## THE TASK
Copy the material from the line with "Text: G1: G1 [111,432,124,441]" through its last line, switching "Bar" to "Rectangle" and keeping everything else the same.

## INPUT DATA
▼
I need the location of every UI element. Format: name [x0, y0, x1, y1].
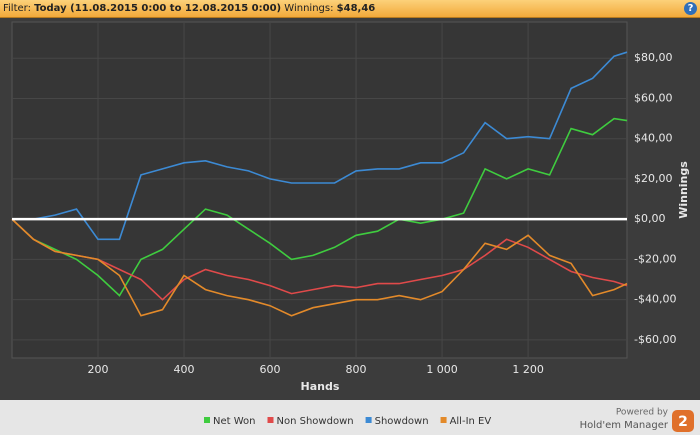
y-tick-label: $20,00	[634, 172, 673, 185]
logo-box	[672, 410, 694, 432]
filter-label: Filter:	[3, 3, 31, 14]
legend-swatch	[204, 417, 210, 423]
x-tick-label: 1 000	[426, 363, 458, 376]
x-axis-title: Hands	[301, 380, 340, 393]
help-button[interactable]: ?	[684, 2, 697, 15]
series-line	[11, 218, 628, 317]
y-tick-label: -$20,00	[634, 252, 676, 265]
legend-label: Showdown	[375, 416, 429, 427]
y-tick-label: $40,00	[634, 132, 673, 145]
filter-value: Today (11.08.2015 0:00 to 12.08.2015 0:0…	[34, 3, 282, 14]
filter-bar: Filter: Today (11.08.2015 0:00 to 12.08.…	[0, 0, 700, 18]
legend-swatch	[267, 417, 274, 423]
product-name: Hold'em Manager	[580, 420, 669, 431]
legend-swatch	[440, 417, 447, 423]
y-tick-label: $80,00	[634, 51, 673, 64]
x-tick-label: 200	[88, 363, 109, 376]
winnings-label: Winnings:	[284, 3, 334, 14]
winnings-value: $48,46	[336, 3, 376, 14]
legend-label: Non Showdown	[277, 416, 354, 427]
legend-label: Net Won	[213, 416, 256, 427]
y-tick-label: -$60,00	[634, 333, 676, 346]
series-line	[11, 218, 628, 301]
series-line	[11, 117, 628, 297]
x-tick-label: 400	[174, 363, 195, 376]
legend: Net Won Non Showdown Showdown All-In EV	[204, 416, 491, 427]
legend-swatch	[365, 417, 372, 423]
plot-area	[11, 21, 628, 359]
legend-label: All-In EV	[450, 416, 492, 427]
x-tick-label: 1 200	[512, 363, 544, 376]
x-tick-label: 800	[346, 363, 367, 376]
y-tick-label: $0,00	[634, 212, 666, 225]
legend-strip	[0, 400, 700, 435]
powered-by: Powered by	[616, 408, 669, 418]
y-tick-label: -$40,00	[634, 293, 676, 306]
series-line	[12, 51, 628, 241]
y-axis-title: Winnings	[677, 161, 690, 219]
x-tick-label: 600	[260, 363, 281, 376]
logo: 2	[678, 414, 688, 430]
y-tick-label: $60,00	[634, 91, 673, 104]
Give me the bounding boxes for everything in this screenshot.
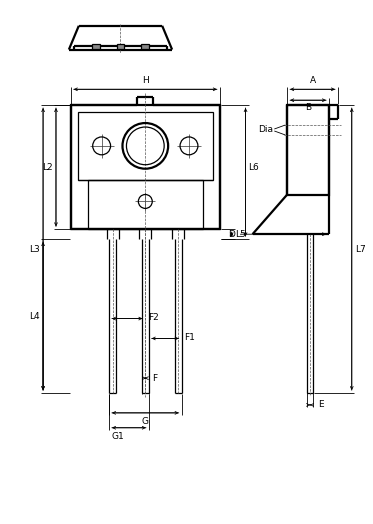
Text: G1: G1 [111,432,124,441]
Text: L5: L5 [235,230,245,239]
Bar [78,112,213,180]
Text: F1: F1 [185,333,195,342]
Bar [287,105,329,194]
Text: L3: L3 [29,245,40,254]
Text: L4: L4 [29,312,40,321]
Text: A: A [310,77,316,85]
Bar [71,105,220,229]
Text: L6: L6 [248,163,259,172]
Text: D: D [228,230,235,239]
Text: G: G [142,417,149,426]
Text: L2: L2 [43,163,53,172]
Bar [116,43,125,49]
Text: F: F [152,374,157,383]
Bar [92,43,100,49]
Text: L7: L7 [355,245,366,254]
Text: H: H [142,77,149,85]
Bar [141,43,149,49]
Text: B: B [305,103,311,112]
Text: Dia: Dia [258,125,273,135]
Text: F2: F2 [148,313,159,322]
Text: E: E [318,400,324,409]
Bar [88,180,203,229]
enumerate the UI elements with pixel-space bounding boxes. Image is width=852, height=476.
▲
## ANSWER TO THIS TASK
Text: G1: G1 [111,432,124,441]
Text: L5: L5 [235,230,245,239]
Rectangle [78,112,213,180]
Text: F1: F1 [185,333,195,342]
Rectangle [287,105,329,194]
Text: L3: L3 [29,245,40,254]
Text: L4: L4 [29,312,40,321]
Text: A: A [310,77,316,85]
Rectangle [71,105,220,229]
Text: L6: L6 [248,163,259,172]
Text: D: D [228,230,235,239]
Text: G: G [142,417,149,426]
Text: L2: L2 [43,163,53,172]
Rectangle [116,43,125,49]
Text: F: F [152,374,157,383]
Rectangle [92,43,100,49]
Text: L7: L7 [355,245,366,254]
Text: H: H [142,77,149,85]
Rectangle [141,43,149,49]
Text: B: B [305,103,311,112]
Text: Dia: Dia [258,125,273,135]
Text: F2: F2 [148,313,159,322]
Text: E: E [318,400,324,409]
Rectangle [88,180,203,229]
enumerate the UI elements with pixel-space bounding boxes. Image is width=852, height=476.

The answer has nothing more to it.